Determine which lines of the records include the word "relative", and copy them.

Dataset listings of figures:
^^^^
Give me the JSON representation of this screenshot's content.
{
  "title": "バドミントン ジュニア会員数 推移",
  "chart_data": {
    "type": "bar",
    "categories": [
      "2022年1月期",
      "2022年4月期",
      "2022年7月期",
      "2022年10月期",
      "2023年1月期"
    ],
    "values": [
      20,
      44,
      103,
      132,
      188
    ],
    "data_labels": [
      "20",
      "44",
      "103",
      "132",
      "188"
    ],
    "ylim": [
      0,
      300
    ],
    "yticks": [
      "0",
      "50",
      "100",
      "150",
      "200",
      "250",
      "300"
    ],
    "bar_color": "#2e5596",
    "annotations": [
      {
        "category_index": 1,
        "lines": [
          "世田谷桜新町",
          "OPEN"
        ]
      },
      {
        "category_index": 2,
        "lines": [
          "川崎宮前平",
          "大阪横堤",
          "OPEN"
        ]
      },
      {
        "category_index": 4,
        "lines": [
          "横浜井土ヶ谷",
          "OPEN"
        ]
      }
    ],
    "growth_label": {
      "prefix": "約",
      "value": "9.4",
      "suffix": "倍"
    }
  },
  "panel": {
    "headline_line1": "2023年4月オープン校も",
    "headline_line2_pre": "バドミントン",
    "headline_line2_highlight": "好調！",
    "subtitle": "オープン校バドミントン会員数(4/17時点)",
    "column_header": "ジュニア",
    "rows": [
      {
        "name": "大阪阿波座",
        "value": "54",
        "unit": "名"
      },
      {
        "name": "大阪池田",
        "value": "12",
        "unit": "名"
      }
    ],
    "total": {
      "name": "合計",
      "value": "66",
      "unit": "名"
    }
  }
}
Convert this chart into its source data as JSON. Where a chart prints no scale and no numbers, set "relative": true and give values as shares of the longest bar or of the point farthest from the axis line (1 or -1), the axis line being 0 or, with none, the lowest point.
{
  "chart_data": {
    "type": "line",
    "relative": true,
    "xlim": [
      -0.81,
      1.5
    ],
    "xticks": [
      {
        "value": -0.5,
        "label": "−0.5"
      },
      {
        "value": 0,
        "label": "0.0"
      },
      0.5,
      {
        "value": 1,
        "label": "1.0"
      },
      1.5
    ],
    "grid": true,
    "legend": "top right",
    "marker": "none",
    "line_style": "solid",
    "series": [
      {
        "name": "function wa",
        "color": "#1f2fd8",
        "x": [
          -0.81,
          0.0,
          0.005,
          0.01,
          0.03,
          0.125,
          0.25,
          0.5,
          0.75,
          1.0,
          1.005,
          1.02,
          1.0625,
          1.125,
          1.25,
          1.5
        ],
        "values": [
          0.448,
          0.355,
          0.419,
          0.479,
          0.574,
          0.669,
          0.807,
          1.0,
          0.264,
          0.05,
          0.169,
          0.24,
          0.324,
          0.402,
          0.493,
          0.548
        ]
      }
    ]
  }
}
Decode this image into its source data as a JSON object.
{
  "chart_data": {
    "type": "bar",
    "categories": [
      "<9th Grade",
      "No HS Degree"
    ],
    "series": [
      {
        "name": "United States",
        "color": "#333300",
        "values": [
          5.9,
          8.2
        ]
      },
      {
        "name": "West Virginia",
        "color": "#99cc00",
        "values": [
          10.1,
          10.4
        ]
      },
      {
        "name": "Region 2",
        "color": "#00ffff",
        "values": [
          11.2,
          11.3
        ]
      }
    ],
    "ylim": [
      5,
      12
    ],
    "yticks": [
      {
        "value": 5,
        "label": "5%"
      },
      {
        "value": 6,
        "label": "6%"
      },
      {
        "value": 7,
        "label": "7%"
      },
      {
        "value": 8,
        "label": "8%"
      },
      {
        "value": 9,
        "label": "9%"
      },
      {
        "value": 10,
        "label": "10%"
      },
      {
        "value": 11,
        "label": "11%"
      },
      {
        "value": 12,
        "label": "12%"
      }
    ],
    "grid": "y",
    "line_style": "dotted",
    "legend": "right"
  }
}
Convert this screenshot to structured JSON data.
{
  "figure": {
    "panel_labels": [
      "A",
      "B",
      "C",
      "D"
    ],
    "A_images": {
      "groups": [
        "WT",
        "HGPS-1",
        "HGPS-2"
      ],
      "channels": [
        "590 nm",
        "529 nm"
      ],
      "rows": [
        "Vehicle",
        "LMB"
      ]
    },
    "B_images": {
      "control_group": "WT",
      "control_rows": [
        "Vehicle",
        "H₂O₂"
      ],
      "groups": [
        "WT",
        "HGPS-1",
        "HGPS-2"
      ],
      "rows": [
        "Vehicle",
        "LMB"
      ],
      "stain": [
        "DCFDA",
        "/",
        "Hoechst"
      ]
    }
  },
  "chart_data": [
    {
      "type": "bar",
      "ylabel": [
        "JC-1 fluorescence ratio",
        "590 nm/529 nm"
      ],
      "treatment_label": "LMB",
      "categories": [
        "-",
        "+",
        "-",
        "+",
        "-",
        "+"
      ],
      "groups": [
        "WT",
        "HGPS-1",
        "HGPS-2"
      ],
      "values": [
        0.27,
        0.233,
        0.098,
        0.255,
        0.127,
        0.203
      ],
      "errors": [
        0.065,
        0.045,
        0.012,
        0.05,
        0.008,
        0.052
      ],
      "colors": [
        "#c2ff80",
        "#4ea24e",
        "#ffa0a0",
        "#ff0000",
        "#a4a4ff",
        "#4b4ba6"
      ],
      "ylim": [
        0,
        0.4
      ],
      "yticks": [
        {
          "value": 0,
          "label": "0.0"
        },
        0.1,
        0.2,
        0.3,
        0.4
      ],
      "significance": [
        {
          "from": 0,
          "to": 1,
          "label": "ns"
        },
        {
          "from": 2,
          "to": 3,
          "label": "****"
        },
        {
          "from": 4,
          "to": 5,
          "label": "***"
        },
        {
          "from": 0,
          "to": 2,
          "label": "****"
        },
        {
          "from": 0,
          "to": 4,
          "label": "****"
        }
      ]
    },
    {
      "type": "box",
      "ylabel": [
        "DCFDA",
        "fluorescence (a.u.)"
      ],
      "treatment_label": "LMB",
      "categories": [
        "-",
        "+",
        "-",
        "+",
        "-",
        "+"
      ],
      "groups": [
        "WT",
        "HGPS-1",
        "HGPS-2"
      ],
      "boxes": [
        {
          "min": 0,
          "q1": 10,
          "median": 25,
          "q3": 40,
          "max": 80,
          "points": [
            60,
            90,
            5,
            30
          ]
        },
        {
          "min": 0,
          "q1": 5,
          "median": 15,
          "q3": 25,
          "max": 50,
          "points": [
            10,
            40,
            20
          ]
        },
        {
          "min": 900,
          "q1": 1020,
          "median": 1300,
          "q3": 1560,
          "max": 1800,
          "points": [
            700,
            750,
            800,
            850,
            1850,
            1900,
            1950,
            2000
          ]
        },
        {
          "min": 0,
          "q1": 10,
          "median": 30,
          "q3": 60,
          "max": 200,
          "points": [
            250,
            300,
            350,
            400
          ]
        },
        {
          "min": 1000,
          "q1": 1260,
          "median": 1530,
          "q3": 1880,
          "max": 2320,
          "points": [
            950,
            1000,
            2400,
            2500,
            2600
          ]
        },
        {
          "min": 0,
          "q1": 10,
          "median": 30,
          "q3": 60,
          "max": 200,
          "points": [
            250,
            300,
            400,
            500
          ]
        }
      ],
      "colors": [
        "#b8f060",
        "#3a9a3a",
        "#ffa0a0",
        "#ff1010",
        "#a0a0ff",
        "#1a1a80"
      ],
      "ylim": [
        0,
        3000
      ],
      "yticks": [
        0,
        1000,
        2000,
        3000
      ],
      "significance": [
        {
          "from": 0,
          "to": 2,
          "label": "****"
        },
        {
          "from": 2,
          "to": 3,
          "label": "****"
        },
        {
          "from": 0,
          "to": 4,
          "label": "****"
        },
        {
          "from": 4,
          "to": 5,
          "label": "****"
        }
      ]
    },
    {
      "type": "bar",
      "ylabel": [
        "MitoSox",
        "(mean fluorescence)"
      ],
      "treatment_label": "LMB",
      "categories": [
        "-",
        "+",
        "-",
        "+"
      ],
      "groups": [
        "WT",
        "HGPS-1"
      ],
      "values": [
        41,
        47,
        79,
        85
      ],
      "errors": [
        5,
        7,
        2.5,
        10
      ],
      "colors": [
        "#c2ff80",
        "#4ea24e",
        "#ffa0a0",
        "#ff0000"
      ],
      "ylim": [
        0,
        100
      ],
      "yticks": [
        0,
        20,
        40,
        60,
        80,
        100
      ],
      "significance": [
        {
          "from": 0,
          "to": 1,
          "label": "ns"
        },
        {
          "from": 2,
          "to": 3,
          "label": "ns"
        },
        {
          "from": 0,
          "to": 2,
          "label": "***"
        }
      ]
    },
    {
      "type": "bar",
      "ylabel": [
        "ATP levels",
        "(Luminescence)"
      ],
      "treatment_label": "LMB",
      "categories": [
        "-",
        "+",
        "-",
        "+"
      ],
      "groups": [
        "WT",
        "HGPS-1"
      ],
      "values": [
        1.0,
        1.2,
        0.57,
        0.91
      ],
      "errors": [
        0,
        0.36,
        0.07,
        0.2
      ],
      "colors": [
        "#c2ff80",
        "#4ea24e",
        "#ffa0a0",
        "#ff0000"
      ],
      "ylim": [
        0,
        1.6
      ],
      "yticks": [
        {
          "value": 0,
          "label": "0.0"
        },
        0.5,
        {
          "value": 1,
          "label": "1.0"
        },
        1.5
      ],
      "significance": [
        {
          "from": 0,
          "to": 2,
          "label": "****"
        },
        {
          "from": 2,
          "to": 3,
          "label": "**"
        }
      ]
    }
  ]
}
^^^^
**Final answer**
Convert this chart into its source data as JSON. Where a chart prints no scale and no numbers, set "relative": true and give values as shares of the longest bar or of the point farthest from the axis line (1 or -1), the axis line being 0 or, with none, the lowest point.
    "relative": true,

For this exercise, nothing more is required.